== Stated task ==
From the entries below, gather every line containing the string "Investment".

== Entries ==
==================================================
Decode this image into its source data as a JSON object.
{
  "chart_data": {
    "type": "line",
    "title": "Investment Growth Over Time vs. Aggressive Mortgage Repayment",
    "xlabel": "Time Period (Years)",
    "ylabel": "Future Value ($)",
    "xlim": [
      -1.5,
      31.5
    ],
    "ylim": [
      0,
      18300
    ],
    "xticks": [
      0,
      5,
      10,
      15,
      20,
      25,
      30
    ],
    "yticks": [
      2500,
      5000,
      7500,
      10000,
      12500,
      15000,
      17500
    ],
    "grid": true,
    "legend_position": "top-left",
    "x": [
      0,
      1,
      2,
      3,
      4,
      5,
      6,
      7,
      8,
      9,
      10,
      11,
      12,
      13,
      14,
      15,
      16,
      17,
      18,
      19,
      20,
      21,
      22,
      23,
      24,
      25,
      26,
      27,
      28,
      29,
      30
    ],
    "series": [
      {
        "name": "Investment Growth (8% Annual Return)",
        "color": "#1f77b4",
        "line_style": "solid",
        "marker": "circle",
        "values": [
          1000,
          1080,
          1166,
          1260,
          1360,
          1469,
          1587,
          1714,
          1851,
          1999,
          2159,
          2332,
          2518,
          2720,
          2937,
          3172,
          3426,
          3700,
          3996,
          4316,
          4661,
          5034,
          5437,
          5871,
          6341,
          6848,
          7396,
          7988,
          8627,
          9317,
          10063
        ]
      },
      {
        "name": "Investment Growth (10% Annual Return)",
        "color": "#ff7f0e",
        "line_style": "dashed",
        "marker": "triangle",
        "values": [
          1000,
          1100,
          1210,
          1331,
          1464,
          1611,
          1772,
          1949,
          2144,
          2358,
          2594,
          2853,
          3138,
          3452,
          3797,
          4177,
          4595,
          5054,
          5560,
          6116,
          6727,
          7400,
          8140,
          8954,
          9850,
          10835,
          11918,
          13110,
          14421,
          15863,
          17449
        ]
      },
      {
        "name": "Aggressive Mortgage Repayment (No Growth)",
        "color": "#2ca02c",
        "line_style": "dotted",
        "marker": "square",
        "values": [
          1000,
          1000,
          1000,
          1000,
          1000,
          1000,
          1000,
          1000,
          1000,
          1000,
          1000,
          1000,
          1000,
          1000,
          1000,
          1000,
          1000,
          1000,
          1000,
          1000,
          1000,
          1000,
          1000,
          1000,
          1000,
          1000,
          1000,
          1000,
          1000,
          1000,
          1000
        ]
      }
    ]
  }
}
==================================================
== Output below ==
    "title": "Investment Growth Over Time vs. Aggressive Mortgage Repayment",
        "name": "Investment Growth (8% Annual Return)",
        "name": "Investment Growth (10% Annual Return)",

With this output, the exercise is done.